• WHAT IS REQUIRED
Take the line containing "What's the underlying" through the last line of the data and retype those lines exactly. Pictures do not belong in the copy.

==== INPUT

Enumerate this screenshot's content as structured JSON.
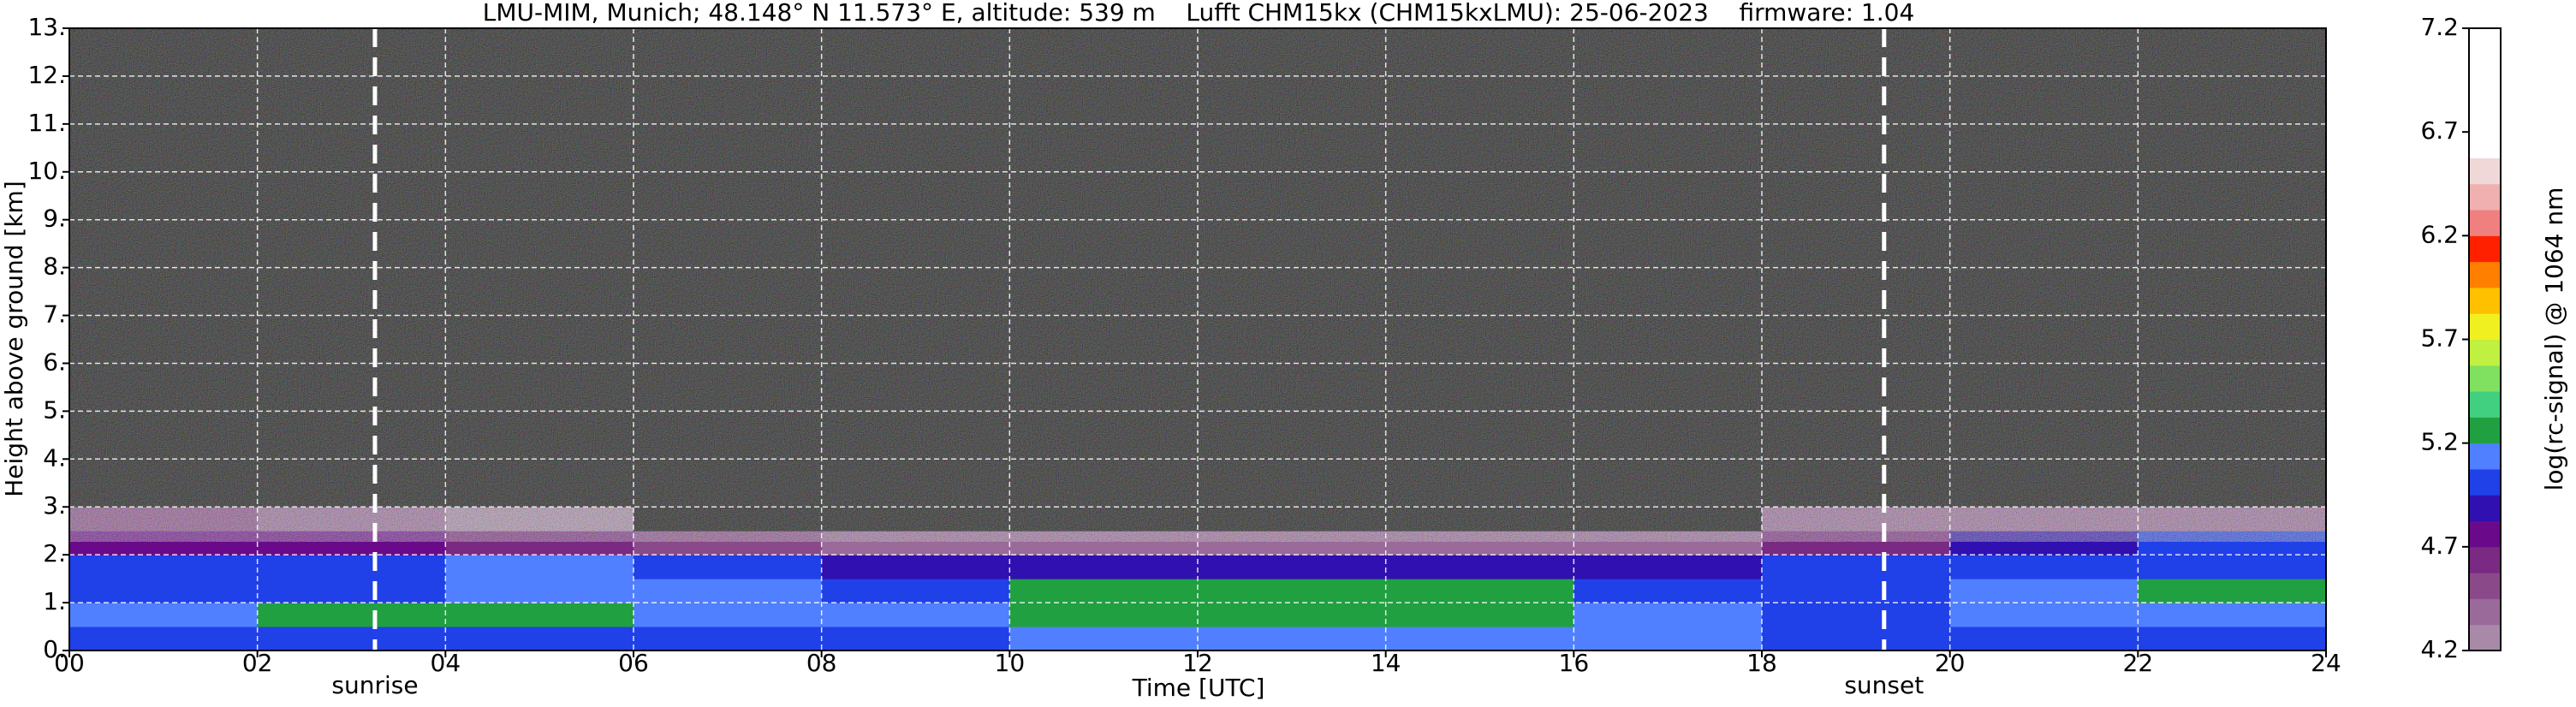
{
  "chart_data": {
    "type": "heatmap",
    "title": "LMU-MIM, Munich; 48.148° N 11.573° E, altitude: 539 m    Lufft CHM15kx (CHM15kxLMU): 25-06-2023    firmware: 1.04",
    "xlabel": "Time [UTC]",
    "ylabel": "Height above ground [km]",
    "colorbar_label": "log(rc-signal) @ 1064 nm",
    "xlim": [
      0,
      24
    ],
    "ylim": [
      0,
      13
    ],
    "xticks": [
      {
        "value": 0,
        "label": "00"
      },
      {
        "value": 2,
        "label": "02"
      },
      {
        "value": 4,
        "label": "04"
      },
      {
        "value": 6,
        "label": "06"
      },
      {
        "value": 8,
        "label": "08"
      },
      {
        "value": 10,
        "label": "10"
      },
      {
        "value": 12,
        "label": "12"
      },
      {
        "value": 14,
        "label": "14"
      },
      {
        "value": 16,
        "label": "16"
      },
      {
        "value": 18,
        "label": "18"
      },
      {
        "value": 20,
        "label": "20"
      },
      {
        "value": 22,
        "label": "22"
      },
      {
        "value": 24,
        "label": "24"
      }
    ],
    "yticks": [
      {
        "value": 0,
        "label": "0."
      },
      {
        "value": 1,
        "label": "1."
      },
      {
        "value": 2,
        "label": "2."
      },
      {
        "value": 3,
        "label": "3."
      },
      {
        "value": 4,
        "label": "4."
      },
      {
        "value": 5,
        "label": "5."
      },
      {
        "value": 6,
        "label": "6."
      },
      {
        "value": 7,
        "label": "7."
      },
      {
        "value": 8,
        "label": "8."
      },
      {
        "value": 9,
        "label": "9."
      },
      {
        "value": 10,
        "label": "10."
      },
      {
        "value": 11,
        "label": "11."
      },
      {
        "value": 12,
        "label": "12."
      },
      {
        "value": 13,
        "label": "13."
      }
    ],
    "grid": true,
    "x_bins": [
      0,
      2,
      4,
      6,
      8,
      10,
      12,
      14,
      16,
      18,
      20,
      22,
      24
    ],
    "y_bins": [
      0,
      0.5,
      1,
      1.5,
      2,
      2.5,
      3,
      4,
      13
    ],
    "values": [
      [
        5.0,
        5.05,
        5.0,
        5.0,
        5.05,
        5.1,
        5.15,
        5.15,
        5.1,
        5.0,
        5.0,
        5.0
      ],
      [
        5.15,
        5.25,
        5.2,
        5.15,
        5.1,
        5.25,
        5.3,
        5.3,
        5.15,
        5.05,
        5.1,
        5.1
      ],
      [
        5.05,
        5.05,
        5.1,
        5.1,
        5.0,
        5.2,
        5.25,
        5.2,
        5.05,
        5.05,
        5.1,
        5.2
      ],
      [
        5.0,
        5.05,
        5.15,
        5.05,
        4.9,
        4.85,
        4.9,
        4.9,
        4.9,
        4.95,
        5.05,
        5.05
      ],
      [
        4.8,
        4.75,
        4.65,
        4.5,
        4.4,
        4.4,
        4.35,
        4.35,
        4.4,
        4.6,
        4.9,
        4.95
      ],
      [
        4.5,
        4.35,
        4.2,
        4.1,
        4.0,
        4.0,
        4.0,
        4.0,
        4.0,
        4.4,
        4.4,
        4.4
      ],
      [
        4.0,
        3.9,
        3.8,
        3.8,
        3.8,
        3.8,
        3.8,
        3.8,
        3.8,
        3.9,
        4.0,
        4.0
      ],
      [
        3.5,
        3.5,
        3.5,
        3.5,
        3.5,
        3.5,
        3.5,
        3.5,
        3.5,
        3.5,
        3.5,
        3.5
      ]
    ],
    "clim": [
      4.2,
      7.2
    ],
    "cticks": [
      4.2,
      4.7,
      5.2,
      5.7,
      6.2,
      6.7,
      7.2
    ],
    "colormap": [
      "#a88aa8",
      "#9a6a9a",
      "#8a4a8a",
      "#7a2a82",
      "#6a0a8a",
      "#3010b0",
      "#2040e8",
      "#5080ff",
      "#20a040",
      "#40d080",
      "#80e060",
      "#c0f040",
      "#f0f020",
      "#ffc000",
      "#ff8000",
      "#ff2000",
      "#f08080",
      "#f0b0b0",
      "#f0d8d8",
      "#ffffff",
      "#ffffff",
      "#ffffff",
      "#ffffff",
      "#ffffff"
    ],
    "under_color": "#000000",
    "annotations": [
      {
        "text": "sunrise",
        "x": 3.25
      },
      {
        "text": "sunset",
        "x": 19.3
      }
    ]
  }
}
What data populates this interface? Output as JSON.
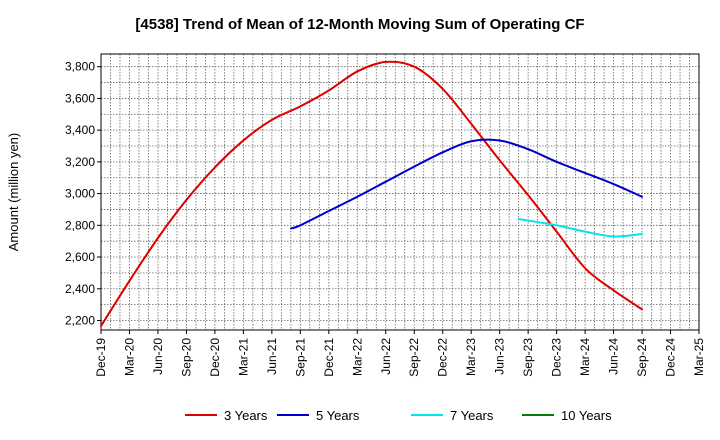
{
  "chart_data": {
    "type": "line",
    "title": "[4538]  Trend of Mean of 12-Month Moving Sum of Operating CF",
    "xlabel": "",
    "ylabel": "Amount (million yen)",
    "ylim": [
      2140,
      3880
    ],
    "yticks": [
      2200,
      2400,
      2600,
      2800,
      3000,
      3200,
      3400,
      3600,
      3800
    ],
    "ytick_labels": [
      "2,200",
      "2,400",
      "2,600",
      "2,800",
      "3,000",
      "3,200",
      "3,400",
      "3,600",
      "3,800"
    ],
    "x_categories": [
      "Dec-19",
      "Mar-20",
      "Jun-20",
      "Sep-20",
      "Dec-20",
      "Mar-21",
      "Jun-21",
      "Sep-21",
      "Dec-21",
      "Mar-22",
      "Jun-22",
      "Sep-22",
      "Dec-22",
      "Mar-23",
      "Jun-23",
      "Sep-23",
      "Dec-23",
      "Mar-24",
      "Jun-24",
      "Sep-24",
      "Dec-24",
      "Mar-25"
    ],
    "grid": true,
    "legend_position": "bottom",
    "series": [
      {
        "name": "3 Years",
        "color": "#dd0000",
        "x": [
          0,
          1,
          2,
          3,
          4,
          5,
          6,
          7,
          8,
          9,
          10,
          11,
          12,
          13,
          14,
          15,
          16,
          17,
          18,
          19
        ],
        "values": [
          2165,
          2450,
          2720,
          2960,
          3165,
          3335,
          3465,
          3550,
          3650,
          3770,
          3830,
          3800,
          3660,
          3440,
          3210,
          2990,
          2760,
          2530,
          2390,
          2270
        ]
      },
      {
        "name": "5 Years",
        "color": "#0000cc",
        "x": [
          6.67,
          7,
          8,
          9,
          10,
          11,
          12,
          13,
          14,
          15,
          16,
          17,
          18,
          19
        ],
        "values": [
          2780,
          2800,
          2890,
          2980,
          3075,
          3170,
          3260,
          3330,
          3335,
          3280,
          3200,
          3130,
          3060,
          2980
        ]
      },
      {
        "name": "7 Years",
        "color": "#00e5ee",
        "x": [
          14.67,
          15,
          16,
          17,
          18,
          19
        ],
        "values": [
          2840,
          2830,
          2800,
          2760,
          2730,
          2745
        ]
      },
      {
        "name": "10 Years",
        "color": "#008000",
        "x": [],
        "values": []
      }
    ]
  }
}
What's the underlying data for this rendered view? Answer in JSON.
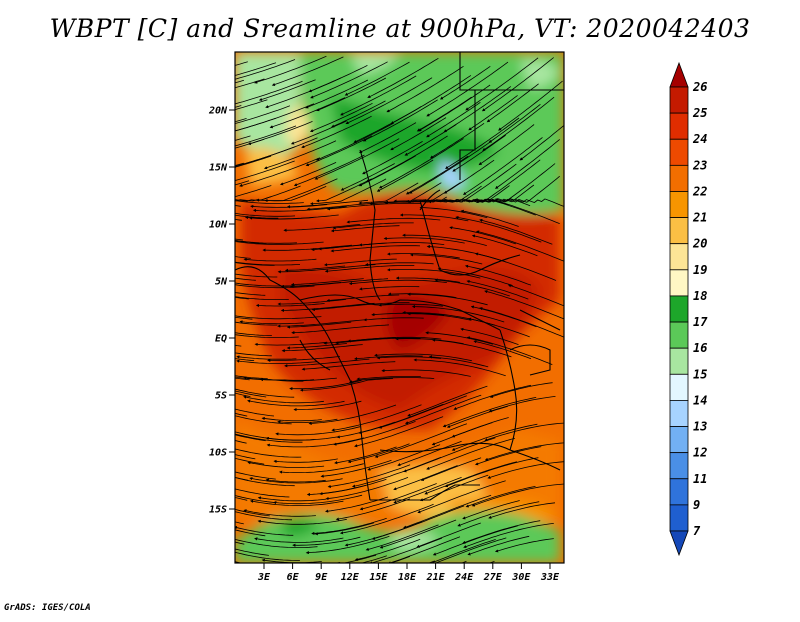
{
  "title": "WBPT [C] and Sreamline at 900hPa, VT: 2020042403",
  "credit": "GrADS: IGES/COLA",
  "map": {
    "lat_ticks": [
      "20N",
      "15N",
      "10N",
      "5N",
      "EQ",
      "5S",
      "10S",
      "15S"
    ],
    "lon_ticks": [
      "3E",
      "6E",
      "9E",
      "12E",
      "15E",
      "18E",
      "21E",
      "24E",
      "27E",
      "30E",
      "33E"
    ]
  },
  "colorbar": {
    "labels": [
      "26",
      "25",
      "24",
      "23",
      "22",
      "21",
      "20",
      "19",
      "18",
      "17",
      "16",
      "15",
      "14",
      "13",
      "12",
      "11",
      "9",
      "7"
    ],
    "colors": [
      "#a50000",
      "#c41a00",
      "#e02d00",
      "#ee4a00",
      "#f26e00",
      "#f79500",
      "#fbbf44",
      "#fde596",
      "#fff7c4",
      "#1da62a",
      "#5bc958",
      "#a8e6a0",
      "#e3f7ff",
      "#a7d3ff",
      "#72b0f3",
      "#4a8fe6",
      "#2f73db",
      "#1f5fd0",
      "#1548b8"
    ]
  }
}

========

• REPLY TO THE TASK
What's the underlying data for this rendered view? Answer in JSON.
{
  "title": "WBPT [C] and Sreamline at 900hPa, VT: 2020042403",
  "credit": "GrADS: IGES/COLA",
  "map": {
    "lat_ticks": [
      "20N",
      "15N",
      "10N",
      "5N",
      "EQ",
      "5S",
      "10S",
      "15S"
    ],
    "lon_ticks": [
      "3E",
      "6E",
      "9E",
      "12E",
      "15E",
      "18E",
      "21E",
      "24E",
      "27E",
      "30E",
      "33E"
    ]
  },
  "colorbar": {
    "labels": [
      "26",
      "25",
      "24",
      "23",
      "22",
      "21",
      "20",
      "19",
      "18",
      "17",
      "16",
      "15",
      "14",
      "13",
      "12",
      "11",
      "9",
      "7"
    ],
    "colors": [
      "#a50000",
      "#c41a00",
      "#e02d00",
      "#ee4a00",
      "#f26e00",
      "#f79500",
      "#fbbf44",
      "#fde596",
      "#fff7c4",
      "#1da62a",
      "#5bc958",
      "#a8e6a0",
      "#e3f7ff",
      "#a7d3ff",
      "#72b0f3",
      "#4a8fe6",
      "#2f73db",
      "#1f5fd0",
      "#1548b8"
    ]
  }
}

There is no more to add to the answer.